[[ Selected passage open ]]

Foods that contain good levels of soluble fibre include:
- Oats and barley
- Most beans and peas
- Whole grains – as found in cereals and brown bread
- Nuts and seeds
- Fruit and vegetables
Insoluble Fibre does not dissolve in water or your stomach.
Rather it absorbs water and increases in size – as insoluble fibre passes through your digestive system it provides bulk and moisture to stools, a natural laxative effect, thus reducing the symptoms of constipation. Bulkier stools are also helpful in cleaning the wall of the intestine removing wastes and promoting a healthy colon.
People who suffer from Irritable Bowel Syndrome (IBS) should be cautious about eating foods high in insoluble fibre on an empty stomach. Although insoluble fibre is important to a healthy diet it may trigger symptoms of IBS, it is therefore recommended that sufferers mix high insoluble fibre foods with other less fibrous foods to minimise problems.
Foods that contain good levels of insoluble fibre include:
- Whole grain wheat – as it includes bran
- Corn (including popcorn)
- Oats and oat bran
- Fruit and vegetables (especially the skins).
Bran is the hard outer layer of cereals including wheat, barley, oats and rice.
As the name indicates 'whole grain' foods contain the whole grain including the bran. Processed foods often include grains that have had the outer casing (bran) removed. Such foods, like white bread, have less nutritional value than whole-wheat or wholemeal alternatives as they hold less fibre. To increase your fibre choose brown, granary or seed breads, brown rice and brown pasta.
Bran is also known for containing many essential fatty acids that are vital to health and can aid digestion.
See Fibre in Action
Make some porridge (oatmeal cereal)
Porridge is a popular, inexpensive and healthy breakfast dish. Making oat porridge is a simple experiment that demonstrates how fibre works in the body.
Ingredients: 1 part rolled oats to 2 parts liquid (milk, water or a combination).
Make porridge by heating up the ingredients to boiling point and then simmering until the desired consistency is reached. (The easiest way is in the microwave to avoid burning and sticky saucepans).

[[ Selected passage closed ]]
[[ Information shown open ]]

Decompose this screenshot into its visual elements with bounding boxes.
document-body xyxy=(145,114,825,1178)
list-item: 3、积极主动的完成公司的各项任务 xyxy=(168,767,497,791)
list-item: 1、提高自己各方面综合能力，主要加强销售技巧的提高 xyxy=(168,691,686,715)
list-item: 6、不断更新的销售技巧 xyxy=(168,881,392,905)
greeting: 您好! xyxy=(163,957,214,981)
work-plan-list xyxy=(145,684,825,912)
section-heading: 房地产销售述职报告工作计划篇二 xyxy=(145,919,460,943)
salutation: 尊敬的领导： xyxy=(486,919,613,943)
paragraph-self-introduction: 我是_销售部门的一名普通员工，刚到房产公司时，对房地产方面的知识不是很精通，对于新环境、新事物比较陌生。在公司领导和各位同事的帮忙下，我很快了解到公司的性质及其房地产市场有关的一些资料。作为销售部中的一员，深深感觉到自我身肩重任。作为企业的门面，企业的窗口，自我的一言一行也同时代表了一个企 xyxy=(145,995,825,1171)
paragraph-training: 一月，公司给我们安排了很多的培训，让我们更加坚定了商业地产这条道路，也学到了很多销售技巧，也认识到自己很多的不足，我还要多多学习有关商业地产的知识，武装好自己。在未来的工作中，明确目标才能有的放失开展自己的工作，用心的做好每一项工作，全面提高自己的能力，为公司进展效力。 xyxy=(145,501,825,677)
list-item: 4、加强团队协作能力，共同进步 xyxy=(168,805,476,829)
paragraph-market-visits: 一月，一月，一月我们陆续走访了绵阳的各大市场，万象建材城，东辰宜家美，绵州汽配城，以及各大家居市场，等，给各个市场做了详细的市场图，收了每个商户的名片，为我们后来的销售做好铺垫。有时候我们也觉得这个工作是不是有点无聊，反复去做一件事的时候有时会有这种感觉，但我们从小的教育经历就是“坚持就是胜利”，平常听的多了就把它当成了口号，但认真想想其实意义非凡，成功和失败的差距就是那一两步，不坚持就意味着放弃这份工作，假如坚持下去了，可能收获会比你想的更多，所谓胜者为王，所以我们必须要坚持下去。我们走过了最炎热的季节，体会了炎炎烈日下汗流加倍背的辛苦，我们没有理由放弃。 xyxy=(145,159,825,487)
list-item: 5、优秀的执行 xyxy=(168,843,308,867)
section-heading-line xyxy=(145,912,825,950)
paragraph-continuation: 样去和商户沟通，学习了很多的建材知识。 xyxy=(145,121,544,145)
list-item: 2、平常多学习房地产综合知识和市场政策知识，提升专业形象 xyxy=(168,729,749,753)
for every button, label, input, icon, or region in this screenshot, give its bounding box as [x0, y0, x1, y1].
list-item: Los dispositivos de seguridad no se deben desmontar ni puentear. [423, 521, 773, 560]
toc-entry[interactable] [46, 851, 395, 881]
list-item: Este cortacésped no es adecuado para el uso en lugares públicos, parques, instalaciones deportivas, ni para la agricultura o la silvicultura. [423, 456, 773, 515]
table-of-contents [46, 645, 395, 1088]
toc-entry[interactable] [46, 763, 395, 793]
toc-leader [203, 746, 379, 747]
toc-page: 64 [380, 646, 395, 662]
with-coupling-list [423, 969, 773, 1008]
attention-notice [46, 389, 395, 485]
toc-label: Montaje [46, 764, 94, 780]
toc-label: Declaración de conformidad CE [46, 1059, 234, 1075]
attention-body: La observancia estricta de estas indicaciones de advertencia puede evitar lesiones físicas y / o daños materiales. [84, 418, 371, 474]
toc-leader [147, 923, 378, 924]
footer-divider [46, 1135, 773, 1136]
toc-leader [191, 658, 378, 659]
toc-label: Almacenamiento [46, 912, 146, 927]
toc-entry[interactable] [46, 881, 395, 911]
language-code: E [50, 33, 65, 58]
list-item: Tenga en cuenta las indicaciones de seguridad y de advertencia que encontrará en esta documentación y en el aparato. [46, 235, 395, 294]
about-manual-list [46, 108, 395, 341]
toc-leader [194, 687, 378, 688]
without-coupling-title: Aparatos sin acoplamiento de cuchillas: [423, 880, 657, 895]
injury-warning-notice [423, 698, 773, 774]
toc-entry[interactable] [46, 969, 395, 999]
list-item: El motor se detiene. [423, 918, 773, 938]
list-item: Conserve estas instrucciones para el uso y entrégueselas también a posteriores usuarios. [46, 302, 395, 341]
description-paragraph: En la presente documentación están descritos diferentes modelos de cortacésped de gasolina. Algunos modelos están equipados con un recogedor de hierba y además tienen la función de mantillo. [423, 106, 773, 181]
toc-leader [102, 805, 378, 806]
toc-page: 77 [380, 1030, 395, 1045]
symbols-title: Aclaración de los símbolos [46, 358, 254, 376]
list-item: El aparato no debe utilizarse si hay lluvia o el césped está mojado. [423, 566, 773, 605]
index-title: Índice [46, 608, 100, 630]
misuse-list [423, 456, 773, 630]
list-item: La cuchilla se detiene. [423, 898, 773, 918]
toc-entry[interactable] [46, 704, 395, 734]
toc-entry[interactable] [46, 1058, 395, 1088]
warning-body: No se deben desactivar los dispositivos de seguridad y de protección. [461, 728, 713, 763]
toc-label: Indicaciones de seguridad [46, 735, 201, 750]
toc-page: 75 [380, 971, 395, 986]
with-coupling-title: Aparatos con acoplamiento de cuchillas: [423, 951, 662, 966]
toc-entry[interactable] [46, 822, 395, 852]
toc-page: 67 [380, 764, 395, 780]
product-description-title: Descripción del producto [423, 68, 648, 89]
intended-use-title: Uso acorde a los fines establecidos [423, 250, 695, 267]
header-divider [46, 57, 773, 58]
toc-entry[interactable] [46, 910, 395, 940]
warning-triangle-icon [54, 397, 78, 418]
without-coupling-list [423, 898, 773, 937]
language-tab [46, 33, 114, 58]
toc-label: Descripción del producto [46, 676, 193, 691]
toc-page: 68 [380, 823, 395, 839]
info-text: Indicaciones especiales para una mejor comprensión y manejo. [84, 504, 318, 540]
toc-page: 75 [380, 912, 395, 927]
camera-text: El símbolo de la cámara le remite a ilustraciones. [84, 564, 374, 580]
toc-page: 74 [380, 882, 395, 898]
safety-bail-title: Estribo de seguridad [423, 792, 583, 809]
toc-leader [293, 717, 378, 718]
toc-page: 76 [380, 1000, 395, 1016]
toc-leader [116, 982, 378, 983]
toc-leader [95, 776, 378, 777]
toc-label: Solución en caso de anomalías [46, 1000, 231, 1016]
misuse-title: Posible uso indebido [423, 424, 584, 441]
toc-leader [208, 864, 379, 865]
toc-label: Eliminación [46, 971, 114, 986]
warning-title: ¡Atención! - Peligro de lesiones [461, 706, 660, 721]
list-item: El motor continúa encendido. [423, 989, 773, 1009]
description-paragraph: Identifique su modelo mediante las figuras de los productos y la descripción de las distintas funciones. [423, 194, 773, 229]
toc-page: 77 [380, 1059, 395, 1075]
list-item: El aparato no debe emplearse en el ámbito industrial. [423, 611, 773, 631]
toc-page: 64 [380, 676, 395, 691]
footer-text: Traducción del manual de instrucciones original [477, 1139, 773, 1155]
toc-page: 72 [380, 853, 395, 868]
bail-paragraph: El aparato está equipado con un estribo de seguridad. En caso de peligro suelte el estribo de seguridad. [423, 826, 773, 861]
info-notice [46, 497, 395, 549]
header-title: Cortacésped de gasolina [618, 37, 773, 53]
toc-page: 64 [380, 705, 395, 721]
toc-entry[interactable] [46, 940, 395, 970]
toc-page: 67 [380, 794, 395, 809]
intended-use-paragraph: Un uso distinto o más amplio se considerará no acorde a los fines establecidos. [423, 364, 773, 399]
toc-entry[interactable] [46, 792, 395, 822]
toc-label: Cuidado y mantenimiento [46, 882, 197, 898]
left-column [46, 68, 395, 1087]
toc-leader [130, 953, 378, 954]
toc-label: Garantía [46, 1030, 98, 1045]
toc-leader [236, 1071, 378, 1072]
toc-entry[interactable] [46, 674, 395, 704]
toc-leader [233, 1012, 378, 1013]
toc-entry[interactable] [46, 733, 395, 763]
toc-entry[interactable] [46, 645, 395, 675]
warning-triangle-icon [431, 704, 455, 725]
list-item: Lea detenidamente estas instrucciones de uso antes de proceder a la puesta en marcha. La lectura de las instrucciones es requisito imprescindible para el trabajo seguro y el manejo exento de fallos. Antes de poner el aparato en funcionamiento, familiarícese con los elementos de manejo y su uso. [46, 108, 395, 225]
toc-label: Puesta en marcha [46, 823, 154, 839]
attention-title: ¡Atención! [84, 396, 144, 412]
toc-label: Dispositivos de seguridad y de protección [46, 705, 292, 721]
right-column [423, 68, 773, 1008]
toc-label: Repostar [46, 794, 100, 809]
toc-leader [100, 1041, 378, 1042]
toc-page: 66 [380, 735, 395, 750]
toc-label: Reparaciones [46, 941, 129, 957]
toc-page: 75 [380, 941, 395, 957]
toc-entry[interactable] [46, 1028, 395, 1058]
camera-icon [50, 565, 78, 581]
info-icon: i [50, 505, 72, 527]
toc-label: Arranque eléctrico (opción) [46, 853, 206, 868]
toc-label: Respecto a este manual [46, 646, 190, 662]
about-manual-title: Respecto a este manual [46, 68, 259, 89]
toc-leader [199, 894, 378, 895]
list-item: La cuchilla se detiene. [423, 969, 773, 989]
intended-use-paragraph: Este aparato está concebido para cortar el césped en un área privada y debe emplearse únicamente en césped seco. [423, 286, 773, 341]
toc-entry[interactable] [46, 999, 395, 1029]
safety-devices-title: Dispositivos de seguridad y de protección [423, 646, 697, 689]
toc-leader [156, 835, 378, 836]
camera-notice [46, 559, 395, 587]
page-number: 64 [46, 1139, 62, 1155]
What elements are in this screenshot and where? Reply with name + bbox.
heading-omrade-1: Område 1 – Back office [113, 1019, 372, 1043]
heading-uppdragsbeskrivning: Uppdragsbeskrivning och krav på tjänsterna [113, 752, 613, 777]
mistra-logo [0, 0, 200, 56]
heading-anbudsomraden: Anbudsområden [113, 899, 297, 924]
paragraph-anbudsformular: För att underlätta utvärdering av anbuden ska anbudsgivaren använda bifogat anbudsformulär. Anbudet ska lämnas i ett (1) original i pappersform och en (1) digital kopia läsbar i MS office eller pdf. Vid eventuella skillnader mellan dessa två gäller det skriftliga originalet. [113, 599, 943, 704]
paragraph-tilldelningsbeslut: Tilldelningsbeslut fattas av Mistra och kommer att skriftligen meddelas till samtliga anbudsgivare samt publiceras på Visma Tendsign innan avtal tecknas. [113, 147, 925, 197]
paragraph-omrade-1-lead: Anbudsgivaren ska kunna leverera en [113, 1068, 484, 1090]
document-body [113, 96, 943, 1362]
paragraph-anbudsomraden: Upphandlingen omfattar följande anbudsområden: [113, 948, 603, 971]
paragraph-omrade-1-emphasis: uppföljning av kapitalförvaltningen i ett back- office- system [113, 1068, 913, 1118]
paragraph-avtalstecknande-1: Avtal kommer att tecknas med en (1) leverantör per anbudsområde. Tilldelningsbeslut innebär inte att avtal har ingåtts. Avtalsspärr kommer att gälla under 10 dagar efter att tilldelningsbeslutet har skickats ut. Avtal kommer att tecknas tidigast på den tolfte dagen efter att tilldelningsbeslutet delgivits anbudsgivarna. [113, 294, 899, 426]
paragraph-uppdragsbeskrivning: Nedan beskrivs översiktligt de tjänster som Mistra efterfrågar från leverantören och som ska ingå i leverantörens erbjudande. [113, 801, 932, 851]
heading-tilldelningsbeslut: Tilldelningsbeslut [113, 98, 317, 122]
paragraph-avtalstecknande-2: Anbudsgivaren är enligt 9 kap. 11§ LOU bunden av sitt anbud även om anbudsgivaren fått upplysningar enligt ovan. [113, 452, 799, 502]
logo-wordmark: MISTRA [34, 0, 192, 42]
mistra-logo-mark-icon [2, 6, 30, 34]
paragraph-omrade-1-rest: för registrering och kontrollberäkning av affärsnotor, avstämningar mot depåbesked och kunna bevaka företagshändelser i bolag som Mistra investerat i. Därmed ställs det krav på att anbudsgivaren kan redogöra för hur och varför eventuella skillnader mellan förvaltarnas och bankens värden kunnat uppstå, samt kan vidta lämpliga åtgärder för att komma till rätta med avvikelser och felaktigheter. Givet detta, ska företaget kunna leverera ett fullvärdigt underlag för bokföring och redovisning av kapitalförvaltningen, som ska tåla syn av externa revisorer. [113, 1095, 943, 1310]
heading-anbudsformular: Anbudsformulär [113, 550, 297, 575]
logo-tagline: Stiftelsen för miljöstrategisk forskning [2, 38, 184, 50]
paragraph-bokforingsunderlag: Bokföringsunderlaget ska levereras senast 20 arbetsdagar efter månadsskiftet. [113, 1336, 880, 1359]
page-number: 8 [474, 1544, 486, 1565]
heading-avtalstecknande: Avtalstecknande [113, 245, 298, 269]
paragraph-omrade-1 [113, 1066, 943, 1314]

[[ Information shown closed ]]

* Tasks to complete
[1] Using the passage on dietary fiber, explain why white bread has less nutritional value than whole-wheat or wholemeal alternatives.
[2] Return, word for word, the part of the passage on dietary fiber from "- Oats and oat" to "porridge (oatmeal cereal)".

* Answers to the exercise
[1] Processed foods such as white bread often contain grains whose outer casing, the bran, has been removed. As a result, they hold less fiber than whole-wheat or wholemeal alternatives, which gives them less nutritional value.

[2]
- Oats and oat bran
- Fruit and vegetables (especially the skins).
Bran is the hard outer layer of cereals including wheat, barley, oats and rice.
As the name indicates 'whole grain' foods contain the whole grain including the bran. Processed foods often include grains that have had the outer casing (bran) removed. Such foods, like white bread, have less nutritional value than whole-wheat or wholemeal alternatives as they hold less fibre. To increase your fibre choose brown, granary or seed breads, brown rice and brown pasta.
Bran is also known for containing many essential fatty acids that are vital to health and can aid digestion.
See Fibre in Action
Make some porridge (oatmeal cereal)